▶ **Prompt**
Make an exact copy of the lines, leaving the pictures out.

▶ **Input material**
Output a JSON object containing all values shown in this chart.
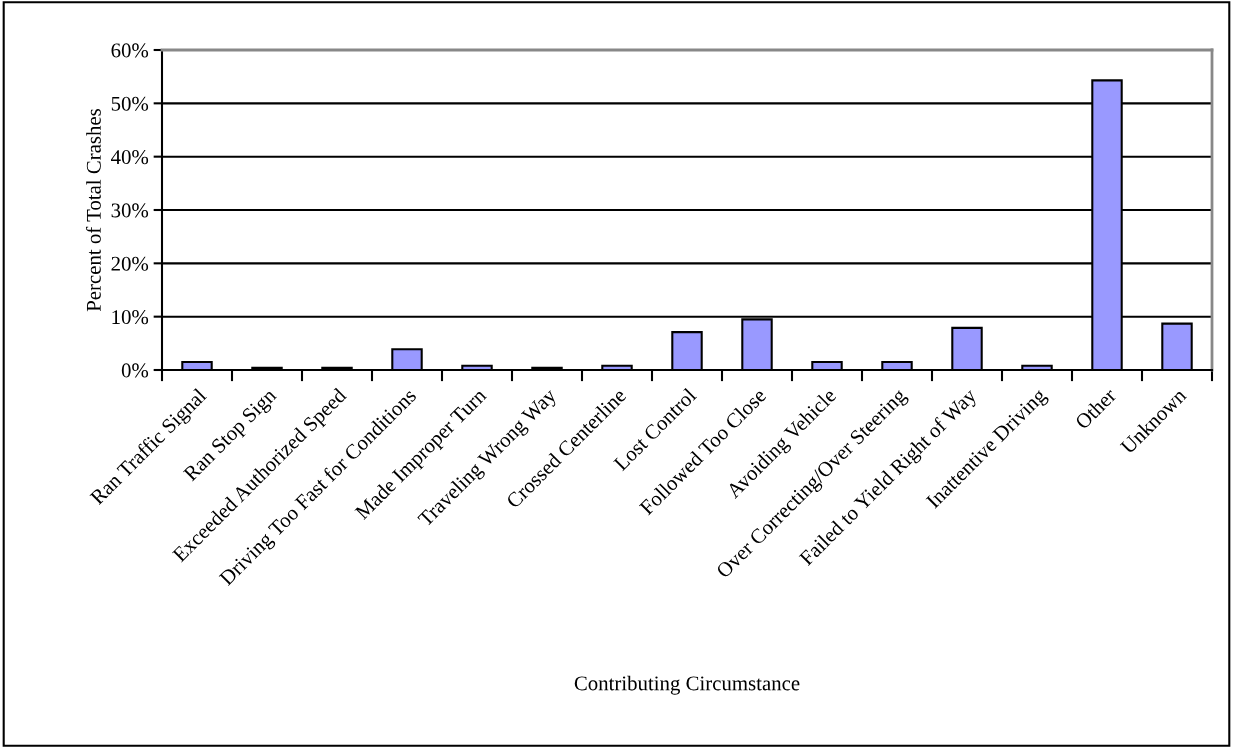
{
  "chart_data": {
    "type": "bar",
    "xlabel": "Contributing Circumstance",
    "ylabel": "Percent of Total Crashes",
    "categories": [
      "Ran Traffic Signal",
      "Ran Stop Sign",
      "Exceeded Authorized Speed",
      "Driving Too Fast for Conditions",
      "Made Improper Turn",
      "Traveling Wrong Way",
      "Crossed Centerline",
      "Lost Control",
      "Followed Too Close",
      "Avoiding Vehicle",
      "Over Correcting/Over Steering",
      "Failed to Yield Right of Way",
      "Inattentive Driving",
      "Other",
      "Unknown"
    ],
    "values": [
      1.5,
      0.4,
      0.4,
      3.9,
      0.8,
      0.4,
      0.8,
      7.1,
      9.5,
      1.5,
      1.5,
      7.9,
      0.8,
      54.3,
      8.7
    ],
    "color": "#9999ff",
    "ylim": [
      0,
      60
    ],
    "yticks": [
      {
        "value": 0,
        "label": "0%"
      },
      {
        "value": 10,
        "label": "10%"
      },
      {
        "value": 20,
        "label": "20%"
      },
      {
        "value": 30,
        "label": "30%"
      },
      {
        "value": 40,
        "label": "40%"
      },
      {
        "value": 50,
        "label": "50%"
      },
      {
        "value": 60,
        "label": "60%"
      }
    ],
    "grid": "y",
    "legend": false
  }
}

▶ **Solution for this exercise**
Output a JSON object containing all values shown in this chart.
{
  "chart_data": {
    "type": "bar",
    "xlabel": "Contributing Circumstance",
    "ylabel": "Percent of Total Crashes",
    "categories": [
      "Ran Traffic Signal",
      "Ran Stop Sign",
      "Exceeded Authorized Speed",
      "Driving Too Fast for Conditions",
      "Made Improper Turn",
      "Traveling Wrong Way",
      "Crossed Centerline",
      "Lost Control",
      "Followed Too Close",
      "Avoiding Vehicle",
      "Over Correcting/Over Steering",
      "Failed to Yield Right of Way",
      "Inattentive Driving",
      "Other",
      "Unknown"
    ],
    "values": [
      1.5,
      0.4,
      0.4,
      3.9,
      0.8,
      0.4,
      0.8,
      7.1,
      9.5,
      1.5,
      1.5,
      7.9,
      0.8,
      54.3,
      8.7
    ],
    "color": "#9999ff",
    "ylim": [
      0,
      60
    ],
    "yticks": [
      {
        "value": 0,
        "label": "0%"
      },
      {
        "value": 10,
        "label": "10%"
      },
      {
        "value": 20,
        "label": "20%"
      },
      {
        "value": 30,
        "label": "30%"
      },
      {
        "value": 40,
        "label": "40%"
      },
      {
        "value": 50,
        "label": "50%"
      },
      {
        "value": 60,
        "label": "60%"
      }
    ],
    "grid": "y",
    "legend": false
  }
}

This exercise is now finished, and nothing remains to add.